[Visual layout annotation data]
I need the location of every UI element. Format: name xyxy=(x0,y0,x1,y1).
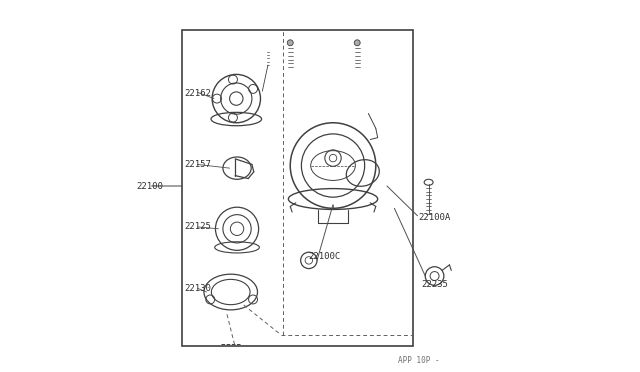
Text: 22100C: 22100C xyxy=(308,252,340,261)
Circle shape xyxy=(354,40,360,46)
Text: 22100A: 22100A xyxy=(419,213,451,222)
Text: 22125: 22125 xyxy=(184,222,211,231)
Text: APP 10P -: APP 10P - xyxy=(398,356,440,365)
Text: 22235: 22235 xyxy=(421,280,448,289)
Circle shape xyxy=(287,40,293,46)
Text: 22157: 22157 xyxy=(184,160,211,169)
Text: 22130: 22130 xyxy=(184,284,211,293)
Text: 22100: 22100 xyxy=(136,182,163,190)
Text: 22162: 22162 xyxy=(184,89,211,97)
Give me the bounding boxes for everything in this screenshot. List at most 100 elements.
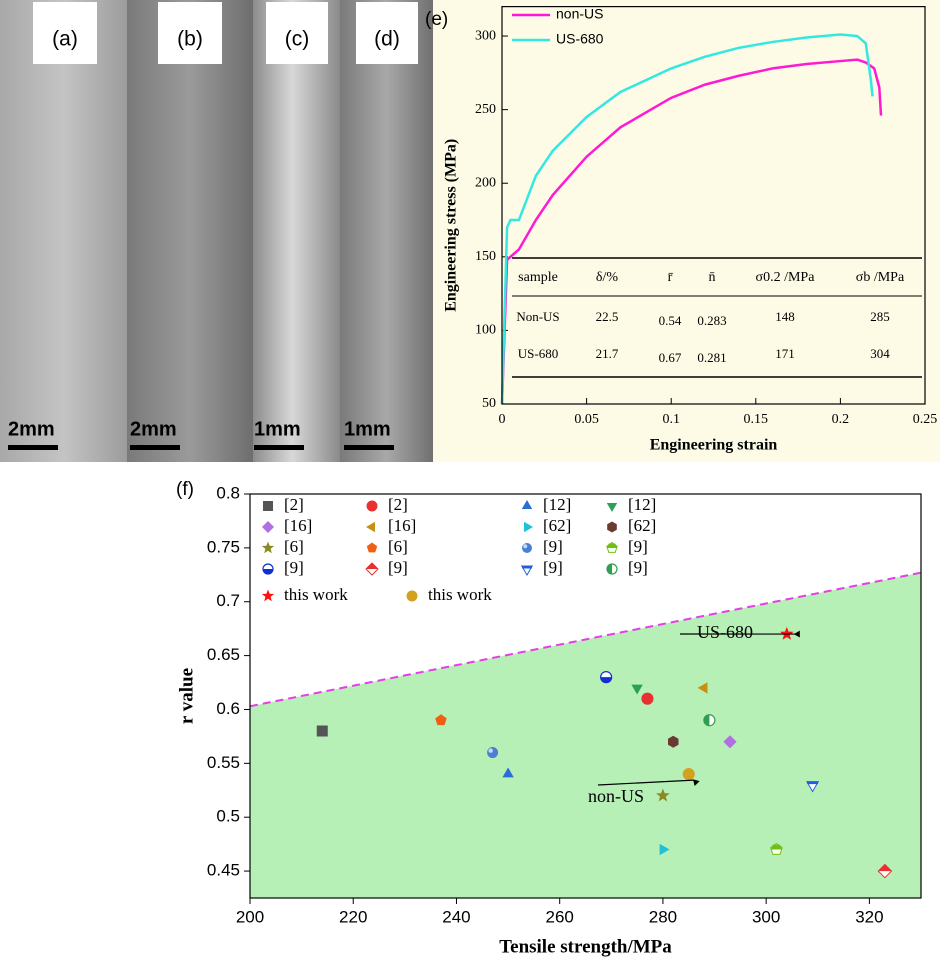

> GOAL
Arrange all of the data above as a JSON list of strings, one string per line, with blank lines dropped. Leave the pictures out.

> THE ANSWER
[
  "I need the location of every UI element. Format: name xyxy=(x0,y0,x1,y1).",
  "Text: 22100C: 22100C xyxy=(308,252,340,261)",
  "Circle shape xyxy=(354,40,360,46)",
  "Text: 22100A: 22100A xyxy=(419,213,451,222)",
  "Text: 22125: 22125 xyxy=(184,222,211,231)",
  "Text: APP 10P -: APP 10P - xyxy=(398,356,440,365)",
  "Text: 22235: 22235 xyxy=(421,280,448,289)",
  "Circle shape xyxy=(287,40,293,46)",
  "Text: 22157: 22157 xyxy=(184,160,211,169)",
  "Text: 22130: 22130 xyxy=(184,284,211,293)",
  "Text: 22100: 22100 xyxy=(136,182,163,190)",
  "Text: 22162: 22162 xyxy=(184,89,211,97)",
  "Give me the bounding boxes for everything in this screenshot. List at most 100 elements."
]